Extracted entries:
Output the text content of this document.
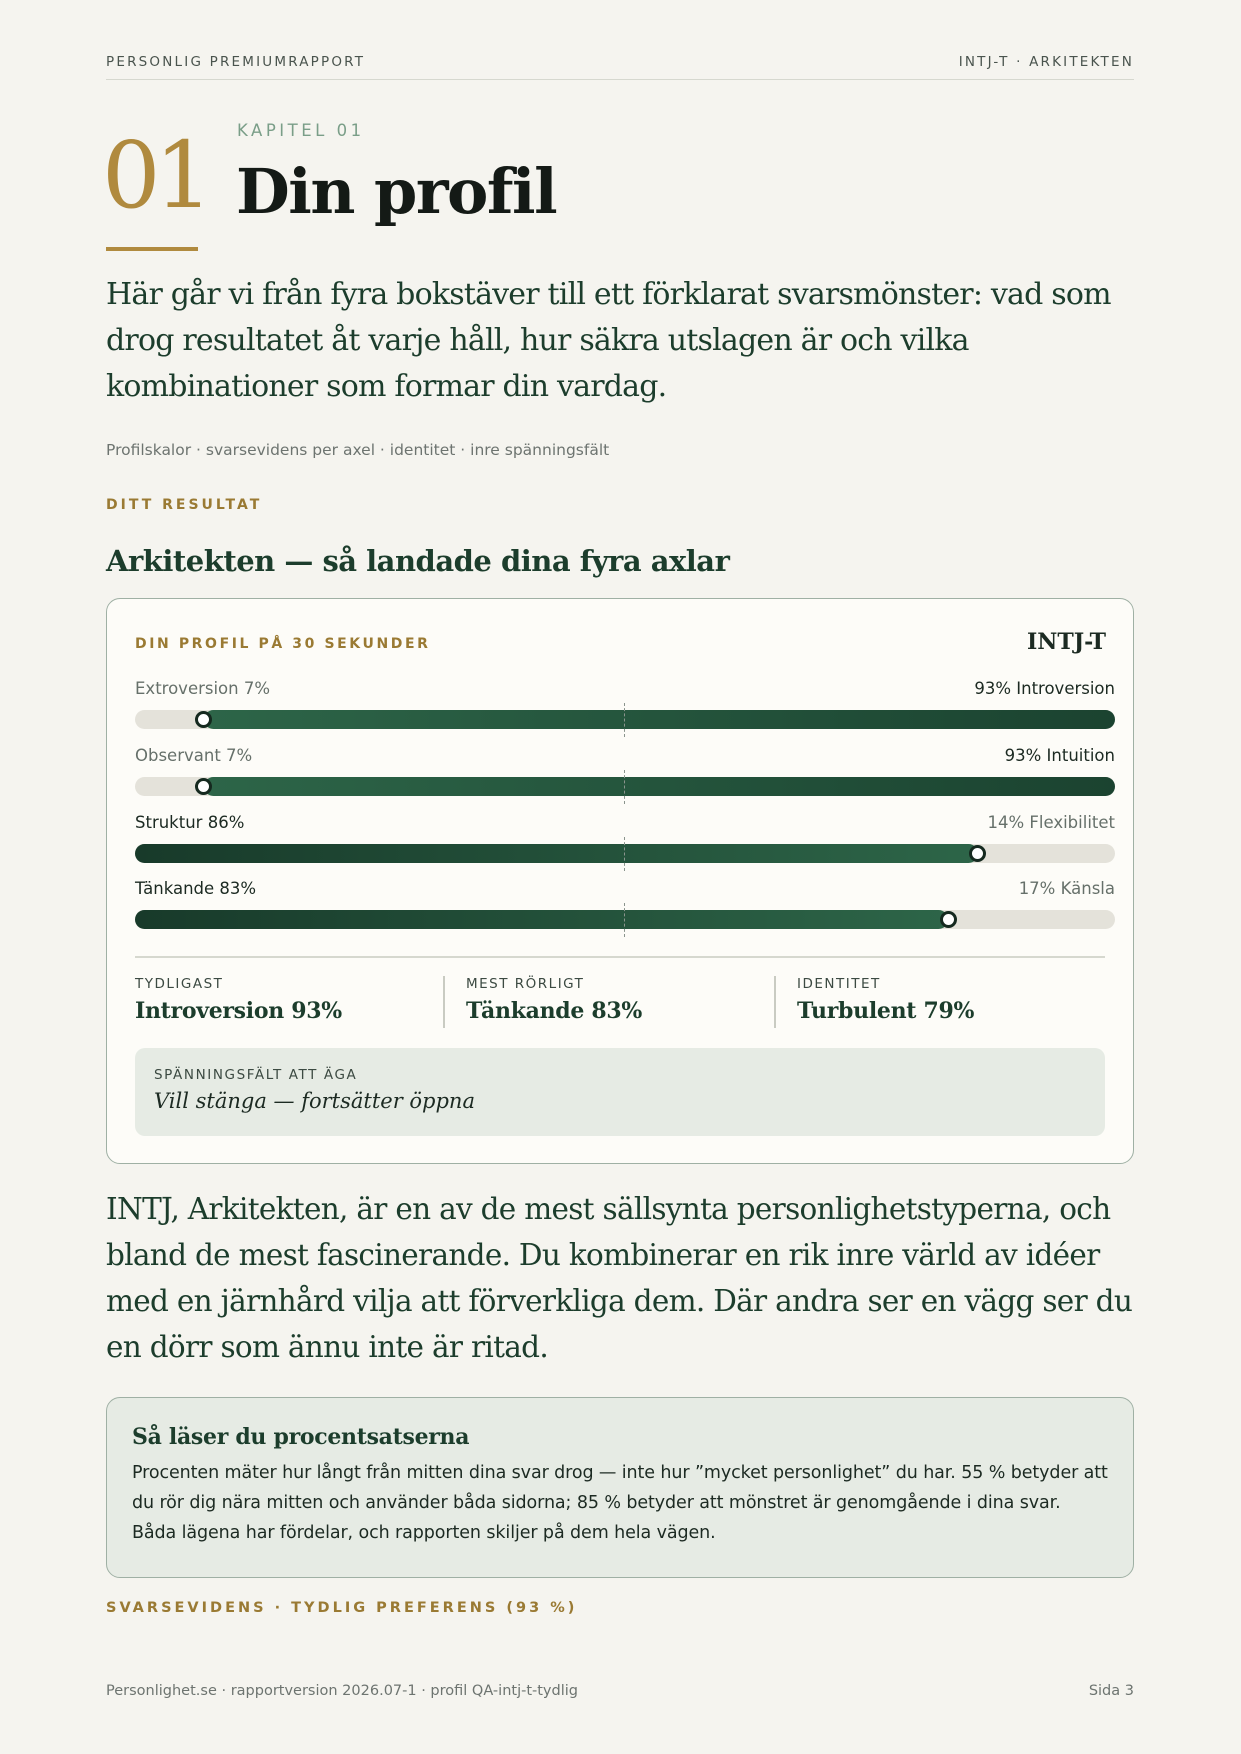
PERSONLIG PREMIUMRAPPORT	INTJ-T · ARKITEKTEN
01 KAPITEL 01
Din profil

Här går vi från fyra bokstäver till ett förklarat svarsmönster: vad som drog resultatet åt varje håll, hur säkra utslagen är och vilka kombinationer som formar din vardag.

Profilskalor · svarsevidens per axel · identitet · inre spänningsfält
DITT RESULTAT
Arkitekten — så landade dina fyra axlar
DIN PROFIL PÅ 30 SEKUNDER	INTJ-T
Extroversion 7%	93% Introversion
Observant 7%	93% Intuition
Struktur 86%	14% Flexibilitet
Tänkande 83%	17% Känsla
TYDLIGAST
Introversion 93%
MEST RÖRLIGT
Tänkande 83%
IDENTITET
Turbulent 79%
SPÄNNINGSFÄLT ATT ÄGA
Vill stänga — fortsätter öppna

INTJ, Arkitekten, är en av de mest sällsynta personlighetstyperna, och bland de mest fascinerande. Du kombinerar en rik inre värld av idéer med en järnhård vilja att förverkliga dem. Där andra ser en vägg ser du en dörr som ännu inte är ritad.

Så läser du procentsatserna

Procenten mäter hur långt från mitten dina svar drog — inte hur ”mycket personlighet” du har. 55 % betyder att du rör dig nära mitten och använder båda sidorna; 85 % betyder att mönstret är genomgående i dina svar. Båda lägena har fördelar, och rapporten skiljer på dem hela vägen.

SVARSEVIDENS · TYDLIG PREFERENS (93 %)
Personlighet.se · rapportversion 2026.07-1 · profil QA-intj-t-tydlig	Sida 3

What you are asked to do: Wherever a picture appears in the records above, leave it out and transcribe everything else exactly.

Solution to the problem:
Output the text content of this document.
PERSONLIG PREMIUMRAPPORT	INTJ-T · ARKITEKTEN
01 KAPITEL 01
Din profil

Här går vi från fyra bokstäver till ett förklarat svarsmönster: vad som drog resultatet åt varje håll, hur säkra utslagen är och vilka kombinationer som formar din vardag.

Profilskalor · svarsevidens per axel · identitet · inre spänningsfält
DITT RESULTAT
Arkitekten — så landade dina fyra axlar
DIN PROFIL PÅ 30 SEKUNDER	INTJ-T
Extroversion 7%	93% Introversion
Observant 7%	93% Intuition
Struktur 86%	14% Flexibilitet
Tänkande 83%	17% Känsla
TYDLIGAST
Introversion 93%
MEST RÖRLIGT
Tänkande 83%
IDENTITET
Turbulent 79%
SPÄNNINGSFÄLT ATT ÄGA
Vill stänga — fortsätter öppna

INTJ, Arkitekten, är en av de mest sällsynta personlighetstyperna, och bland de mest fascinerande. Du kombinerar en rik inre värld av idéer med en järnhård vilja att förverkliga dem. Där andra ser en vägg ser du en dörr som ännu inte är ritad.

Så läser du procentsatserna

Procenten mäter hur långt från mitten dina svar drog — inte hur ”mycket personlighet” du har. 55 % betyder att du rör dig nära mitten och använder båda sidorna; 85 % betyder att mönstret är genomgående i dina svar. Båda lägena har fördelar, och rapporten skiljer på dem hela vägen.

SVARSEVIDENS · TYDLIG PREFERENS (93 %)
Personlighet.se · rapportversion 2026.07-1 · profil QA-intj-t-tydlig	Sida 3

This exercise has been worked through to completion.